# PROBLEMS TO WORK ON
(1) In the forum thread about harvesting ivory from piano keys, what year was the player piano made?
(2) Reproduce the forum thread about harvesting ivory from piano keys from "I've got a hundred" up to and including "instead of black.".
(3) Carry on the forum thread about harvesting ivory from piano keys from the point where it stops.

Harvesting Ivory from Pianos

RDCustomCues

AzB Silver Member
Silver Member
Ok I have a 1918 player piano and the keys sure like ivory nice grain paina color from being 90 years old. How hard is it to harvest the ivory and how much of the keys are usable? If i do not get it repaired I may try to harvest the ivory before selling it to a local piano repair business...
 
RDCustomCues said:
Ok I have a 1918 player piano and the keys sure like ivory nice grain paina color from being 90 years old. How hard is it to harvest the ivory and how much of the keys are usable? If i do not get it repaired I may try to harvest the ivory before selling it to a local piano repair business...

I've got a hundred or so laying around here. About the only thing they are good for is cutting into strips and making deco-rings with thin dashes or lines like old joss's used to use but the inlays would be white instead of black.

Dick
 
Polish them up and drill a hole though them at the end of it to loop a piece of leather or string through....they make great book marks also.
 
BarenbruggeCues said:
Polish them up and drill a hole though them at the end of it to loop a piece of leather or string through....they make great book marks also.


Does It ward off evil spirits if You wear them around your neck too, cause I've had a couple of people around me trying to bring the devil out lately, but I got chicken in the breadpan.:D
 
you could engrave a design on them on a cnc and wipe ink in like scrimshaw and make key chain tags or pool case tags many neat little things for art work
 
the white keys are Ivory(I assume) but,what are the Black keys made of??anyone know?
 
HDR10 said:
the white keys are Ivory(I assume) but,what are the Black keys made of??anyone know?

Stored items from a collection:

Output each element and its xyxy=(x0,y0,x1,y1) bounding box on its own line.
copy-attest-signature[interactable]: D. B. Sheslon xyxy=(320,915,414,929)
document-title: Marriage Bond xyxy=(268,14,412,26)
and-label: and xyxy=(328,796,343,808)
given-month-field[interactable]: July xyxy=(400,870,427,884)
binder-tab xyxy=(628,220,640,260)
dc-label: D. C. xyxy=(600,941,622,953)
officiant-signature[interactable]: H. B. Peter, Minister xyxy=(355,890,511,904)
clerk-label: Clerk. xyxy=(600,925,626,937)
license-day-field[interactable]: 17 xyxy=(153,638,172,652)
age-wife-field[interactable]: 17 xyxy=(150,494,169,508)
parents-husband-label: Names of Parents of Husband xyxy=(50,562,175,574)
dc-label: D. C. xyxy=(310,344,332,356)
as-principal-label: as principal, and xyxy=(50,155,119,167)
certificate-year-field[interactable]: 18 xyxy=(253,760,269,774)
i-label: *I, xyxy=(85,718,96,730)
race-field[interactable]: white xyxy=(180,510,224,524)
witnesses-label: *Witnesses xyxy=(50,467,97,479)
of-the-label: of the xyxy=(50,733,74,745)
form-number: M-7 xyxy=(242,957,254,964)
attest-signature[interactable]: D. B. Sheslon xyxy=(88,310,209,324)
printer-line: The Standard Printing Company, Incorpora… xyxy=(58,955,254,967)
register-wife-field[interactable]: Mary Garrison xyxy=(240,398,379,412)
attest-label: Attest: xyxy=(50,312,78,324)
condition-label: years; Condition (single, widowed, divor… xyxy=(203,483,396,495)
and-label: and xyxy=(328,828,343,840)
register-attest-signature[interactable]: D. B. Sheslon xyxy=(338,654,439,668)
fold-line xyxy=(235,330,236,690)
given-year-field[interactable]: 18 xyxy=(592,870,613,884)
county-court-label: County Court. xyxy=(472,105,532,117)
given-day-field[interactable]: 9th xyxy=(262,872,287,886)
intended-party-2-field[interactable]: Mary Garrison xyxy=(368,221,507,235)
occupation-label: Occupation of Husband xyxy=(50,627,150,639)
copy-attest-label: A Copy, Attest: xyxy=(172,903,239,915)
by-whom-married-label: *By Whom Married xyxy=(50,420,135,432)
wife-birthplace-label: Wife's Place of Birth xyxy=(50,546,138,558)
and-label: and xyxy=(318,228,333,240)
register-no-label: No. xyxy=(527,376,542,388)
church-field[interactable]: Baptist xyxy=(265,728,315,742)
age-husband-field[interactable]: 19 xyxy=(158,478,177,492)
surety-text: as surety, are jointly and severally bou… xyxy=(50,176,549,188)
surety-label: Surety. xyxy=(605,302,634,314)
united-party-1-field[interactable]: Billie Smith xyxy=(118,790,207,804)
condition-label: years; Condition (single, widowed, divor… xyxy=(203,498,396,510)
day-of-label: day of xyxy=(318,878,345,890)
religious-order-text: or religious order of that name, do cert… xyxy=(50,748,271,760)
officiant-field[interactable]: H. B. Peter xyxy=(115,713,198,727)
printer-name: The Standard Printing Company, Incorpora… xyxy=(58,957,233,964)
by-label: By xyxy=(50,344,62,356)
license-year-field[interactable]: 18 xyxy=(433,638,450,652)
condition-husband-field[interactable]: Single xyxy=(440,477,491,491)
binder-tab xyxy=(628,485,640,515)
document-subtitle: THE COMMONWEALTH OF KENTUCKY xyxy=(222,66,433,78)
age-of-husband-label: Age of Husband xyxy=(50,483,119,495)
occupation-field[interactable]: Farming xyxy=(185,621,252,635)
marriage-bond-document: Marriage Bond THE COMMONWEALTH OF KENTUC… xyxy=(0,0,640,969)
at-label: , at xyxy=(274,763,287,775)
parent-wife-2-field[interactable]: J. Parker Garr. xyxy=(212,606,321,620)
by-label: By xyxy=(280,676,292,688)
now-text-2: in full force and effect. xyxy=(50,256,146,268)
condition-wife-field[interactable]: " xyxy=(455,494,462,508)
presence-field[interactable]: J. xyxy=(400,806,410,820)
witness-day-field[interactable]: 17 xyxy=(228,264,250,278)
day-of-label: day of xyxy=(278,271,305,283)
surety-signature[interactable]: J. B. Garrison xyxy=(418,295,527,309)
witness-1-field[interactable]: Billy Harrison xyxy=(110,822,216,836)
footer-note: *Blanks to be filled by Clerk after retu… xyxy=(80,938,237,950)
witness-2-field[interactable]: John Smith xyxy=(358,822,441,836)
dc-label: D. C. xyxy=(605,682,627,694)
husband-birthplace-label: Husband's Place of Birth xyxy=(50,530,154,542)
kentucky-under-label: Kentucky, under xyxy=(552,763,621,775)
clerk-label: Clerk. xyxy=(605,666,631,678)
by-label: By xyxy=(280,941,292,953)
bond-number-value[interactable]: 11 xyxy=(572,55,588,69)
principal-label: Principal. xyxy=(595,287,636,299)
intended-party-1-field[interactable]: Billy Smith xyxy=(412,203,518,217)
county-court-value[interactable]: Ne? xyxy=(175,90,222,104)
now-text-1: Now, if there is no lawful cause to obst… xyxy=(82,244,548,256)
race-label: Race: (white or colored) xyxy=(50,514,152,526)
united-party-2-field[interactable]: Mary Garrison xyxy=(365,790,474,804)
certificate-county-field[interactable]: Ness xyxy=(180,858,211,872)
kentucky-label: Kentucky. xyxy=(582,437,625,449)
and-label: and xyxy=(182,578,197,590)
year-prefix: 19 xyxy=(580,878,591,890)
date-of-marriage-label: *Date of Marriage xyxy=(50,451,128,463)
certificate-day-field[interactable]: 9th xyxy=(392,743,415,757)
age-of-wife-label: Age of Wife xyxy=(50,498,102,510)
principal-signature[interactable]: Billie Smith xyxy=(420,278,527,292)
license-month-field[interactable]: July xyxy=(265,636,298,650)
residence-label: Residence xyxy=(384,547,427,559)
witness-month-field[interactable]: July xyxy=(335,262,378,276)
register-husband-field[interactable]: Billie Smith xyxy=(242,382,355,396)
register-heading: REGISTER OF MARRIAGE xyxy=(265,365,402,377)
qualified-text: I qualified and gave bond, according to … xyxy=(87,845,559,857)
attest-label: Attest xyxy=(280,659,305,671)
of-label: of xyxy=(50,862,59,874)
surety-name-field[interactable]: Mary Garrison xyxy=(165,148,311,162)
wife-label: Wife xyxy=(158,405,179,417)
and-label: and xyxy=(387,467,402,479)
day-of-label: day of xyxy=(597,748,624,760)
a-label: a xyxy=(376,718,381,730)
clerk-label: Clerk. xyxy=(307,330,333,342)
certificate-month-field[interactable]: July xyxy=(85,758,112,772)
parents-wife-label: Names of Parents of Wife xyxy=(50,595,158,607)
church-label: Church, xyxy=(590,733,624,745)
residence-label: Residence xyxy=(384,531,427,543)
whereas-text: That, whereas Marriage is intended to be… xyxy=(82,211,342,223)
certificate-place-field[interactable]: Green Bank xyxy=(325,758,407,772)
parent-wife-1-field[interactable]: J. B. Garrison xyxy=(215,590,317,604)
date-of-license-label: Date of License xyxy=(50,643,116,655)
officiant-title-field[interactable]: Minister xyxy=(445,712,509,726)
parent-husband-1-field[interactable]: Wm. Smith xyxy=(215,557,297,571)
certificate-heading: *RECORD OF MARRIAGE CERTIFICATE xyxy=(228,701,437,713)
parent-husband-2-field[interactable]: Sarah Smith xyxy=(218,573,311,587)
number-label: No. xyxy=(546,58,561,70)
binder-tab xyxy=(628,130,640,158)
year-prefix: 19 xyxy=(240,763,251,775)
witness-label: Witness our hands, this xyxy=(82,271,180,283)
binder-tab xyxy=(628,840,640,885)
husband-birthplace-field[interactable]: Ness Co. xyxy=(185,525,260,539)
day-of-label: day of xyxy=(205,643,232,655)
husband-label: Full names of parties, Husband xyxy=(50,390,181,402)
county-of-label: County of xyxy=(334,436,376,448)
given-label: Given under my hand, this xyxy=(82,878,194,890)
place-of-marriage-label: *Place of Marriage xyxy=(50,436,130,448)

# EXPECTED RESULTS
(1) 1918

(2)
I've got a hundred or so laying around here. About the only thing they are good for is cutting into strips and making deco-rings with thin dashes or lines like old joss's used to use but the inlays would be white instead of black.

(3)
Usually gabon ebony. The only downside of ivory keys is their thinness.
 
piono ivory

I've got probably a couple thousand pieces ( used to get them from a piono tuner in town), and used them for ivory inlay on top of the joint protectors , like in my avatar.
Sell them in packs of 50 every once in a while on E-Bay, people like them for scrimshawing.;) ;)
 
Cue Crazy said:
Does It ward off evil spirits if You wear them around your neck too, cause I've had a couple of people around me trying to bring the devil out lately, but I got chicken in the breadpan.:D

Not sure .....but it will put a ruffle in the elephant huggers shirt collars if they find out your wearing dead elephant.

Hope it's not me..........I can be pretty good at times driving the devil out....or in...which ever direction he's headed at the time.
 
BarenbruggeCues said:
Not sure .....but it will put a ruffle in the elephant huggers shirt collars if they find out your wearing dead elephant.

Hope it's not me..........I can be pretty good at times driving the devil out....or in...which ever direction he's headed at the time.


:D LOL, yeah I might as well paint a bulleyes on My neck if I was gonna do that. Those huggers can be brutal.

No sir Not you, infact not anyone here. Just day to day BS as usual.:(
 
You ought to test the white keys. Dollars to doughnuts they're not ivory.

Beginning in the late 1850's the piano makers started using celluliod, a newly invented ivory substitute. By the 1870's it was used on almost every piano made both in America and in Europe. Burn a small piece of the material. If it is ivory it will smell like burning hair, if celluliod, it will burn and smell like plastic.

They are very hard to identify visually except that the grain is too consistent in the plastic.